> **Exercise**: Gather every line from the entries below that includes "this".

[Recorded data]
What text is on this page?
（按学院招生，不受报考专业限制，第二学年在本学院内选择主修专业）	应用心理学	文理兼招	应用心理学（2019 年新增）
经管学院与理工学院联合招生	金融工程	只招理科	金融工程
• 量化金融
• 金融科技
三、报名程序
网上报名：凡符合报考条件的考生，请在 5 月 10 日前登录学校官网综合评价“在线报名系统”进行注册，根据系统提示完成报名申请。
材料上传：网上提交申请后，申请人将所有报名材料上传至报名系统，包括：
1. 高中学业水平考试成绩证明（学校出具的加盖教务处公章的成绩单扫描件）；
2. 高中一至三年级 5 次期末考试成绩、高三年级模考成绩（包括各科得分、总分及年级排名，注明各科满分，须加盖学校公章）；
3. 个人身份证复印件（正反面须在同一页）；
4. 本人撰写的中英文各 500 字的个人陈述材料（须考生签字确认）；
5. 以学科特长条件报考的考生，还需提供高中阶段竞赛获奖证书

...

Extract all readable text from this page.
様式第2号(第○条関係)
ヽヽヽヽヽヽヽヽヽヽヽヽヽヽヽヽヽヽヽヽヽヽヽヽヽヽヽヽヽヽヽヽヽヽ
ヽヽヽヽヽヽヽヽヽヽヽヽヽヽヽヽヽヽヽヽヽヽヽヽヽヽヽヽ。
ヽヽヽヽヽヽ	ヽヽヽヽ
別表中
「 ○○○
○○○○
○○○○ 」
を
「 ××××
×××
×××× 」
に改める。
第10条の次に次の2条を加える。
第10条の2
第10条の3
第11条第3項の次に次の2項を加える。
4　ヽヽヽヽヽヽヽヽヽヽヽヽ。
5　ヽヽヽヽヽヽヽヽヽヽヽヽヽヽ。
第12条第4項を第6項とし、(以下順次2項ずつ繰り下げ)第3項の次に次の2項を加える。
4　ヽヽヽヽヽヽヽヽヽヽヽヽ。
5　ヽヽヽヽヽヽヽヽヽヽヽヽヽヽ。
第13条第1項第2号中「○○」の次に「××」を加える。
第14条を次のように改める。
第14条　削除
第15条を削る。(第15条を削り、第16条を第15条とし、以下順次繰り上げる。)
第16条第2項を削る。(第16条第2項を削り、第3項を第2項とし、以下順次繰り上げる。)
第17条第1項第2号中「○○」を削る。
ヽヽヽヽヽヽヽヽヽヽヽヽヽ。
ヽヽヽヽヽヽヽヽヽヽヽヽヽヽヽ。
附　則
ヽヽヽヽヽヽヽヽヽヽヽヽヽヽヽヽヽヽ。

* * *

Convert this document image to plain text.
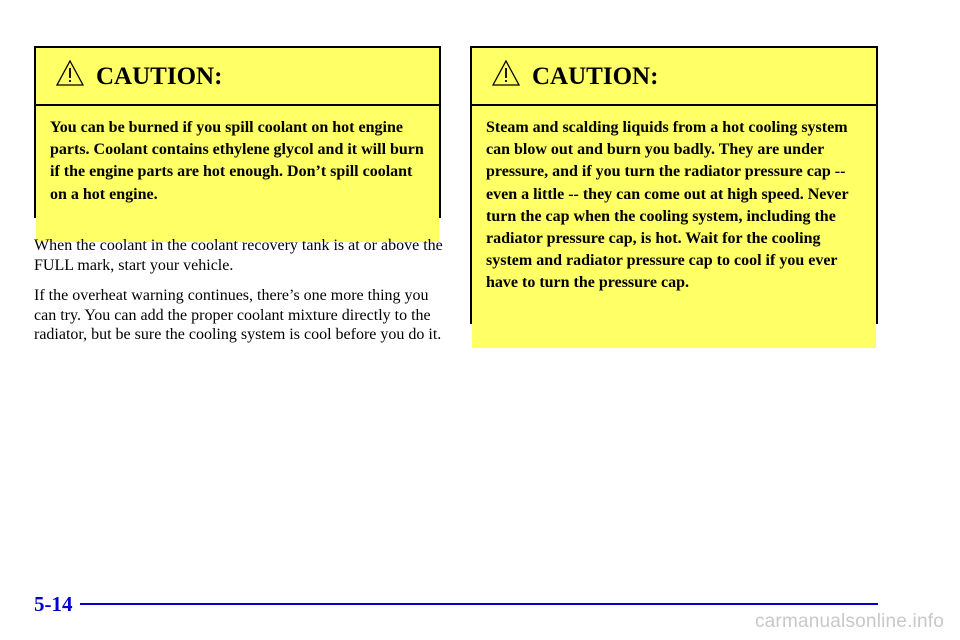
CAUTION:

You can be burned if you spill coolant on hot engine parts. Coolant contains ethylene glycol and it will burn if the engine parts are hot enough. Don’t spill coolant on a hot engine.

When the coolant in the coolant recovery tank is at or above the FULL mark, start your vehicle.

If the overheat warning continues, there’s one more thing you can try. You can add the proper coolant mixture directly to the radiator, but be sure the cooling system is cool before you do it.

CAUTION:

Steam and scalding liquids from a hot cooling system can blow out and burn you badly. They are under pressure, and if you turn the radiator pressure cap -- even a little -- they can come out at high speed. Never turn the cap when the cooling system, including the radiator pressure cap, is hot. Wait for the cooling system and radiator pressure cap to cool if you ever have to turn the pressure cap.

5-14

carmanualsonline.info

> **Task result**:
What text is on this page?
Extract all readable text from this page.
Convert this document image to plain text.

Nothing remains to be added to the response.